(Your instructions) Return the material word for word. Do not include the pictures.

--- Begin Records for the exercise ---

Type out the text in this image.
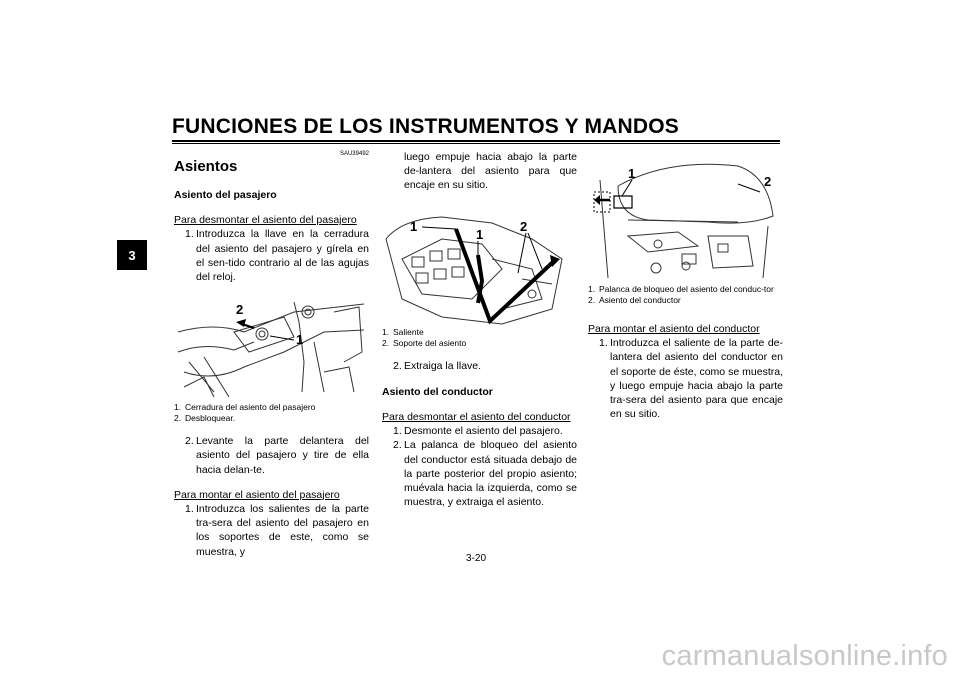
FUNCIONES DE LOS INSTRUMENTOS Y MANDOS
3
SAU39492
Asientos
Asiento del pasajero
Para desmontar el asiento del pasajero
1. Introduzca la llave en la cerradura del asiento del pasajero y gírela en el sen-tido contrario al de las agujas del reloj.
2
1
1. Cerradura del asiento del pasajero
2. Desbloquear.
2. Levante la parte delantera del asiento del pasajero y tire de ella hacia delan-te.
Para montar el asiento del pasajero
1. Introduzca los salientes de la parte tra-sera del asiento del pasajero en los soportes de este, como se muestra, y
luego empuje hacia abajo la parte de-lantera del asiento para que encaje en su sitio.
1
1
2
1. Saliente
2. Soporte del asiento
2. Extraiga la llave.
Asiento del conductor
Para desmontar el asiento del conductor
1. Desmonte el asiento del pasajero.
2. La palanca de bloqueo del asiento del conductor está situada debajo de la parte posterior del propio asiento; muévala hacia la izquierda, como se muestra, y extraiga el asiento.
1
2
1. Palanca de bloqueo del asiento del conduc-tor
2. Asiento del conductor
Para montar el asiento del conductor
1. Introduzca el saliente de la parte de-lantera del asiento del conductor en el soporte de éste, como se muestra, y luego empuje hacia abajo la parte tra-sera del asiento para que encaje en su sitio.
3-20
carmanualsonline.info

--- End Records for the exercise ---

(Result of the exercise)
Type out the text in this image.
FUNCIONES DE LOS INSTRUMENTOS Y MANDOS
3
SAU39492
Asientos
Asiento del pasajero
Para desmontar el asiento del pasajero
1. Introduzca la llave en la cerradura del asiento del pasajero y gírela en el sen-tido contrario al de las agujas del reloj.
2
1
1. Cerradura del asiento del pasajero
2. Desbloquear.
2. Levante la parte delantera del asiento del pasajero y tire de ella hacia delan-te.
Para montar el asiento del pasajero
1. Introduzca los salientes de la parte tra-sera del asiento del pasajero en los soportes de este, como se muestra, y
luego empuje hacia abajo la parte de-lantera del asiento para que encaje en su sitio.
1
1
2
1. Saliente
2. Soporte del asiento
2. Extraiga la llave.
Asiento del conductor
Para desmontar el asiento del conductor
1. Desmonte el asiento del pasajero.
2. La palanca de bloqueo del asiento del conductor está situada debajo de la parte posterior del propio asiento; muévala hacia la izquierda, como se muestra, y extraiga el asiento.
1
2
1. Palanca de bloqueo del asiento del conduc-tor
2. Asiento del conductor
Para montar el asiento del conductor
1. Introduzca el saliente de la parte de-lantera del asiento del conductor en el soporte de éste, como se muestra, y luego empuje hacia abajo la parte tra-sera del asiento para que encaje en su sitio.
3-20
carmanualsonline.info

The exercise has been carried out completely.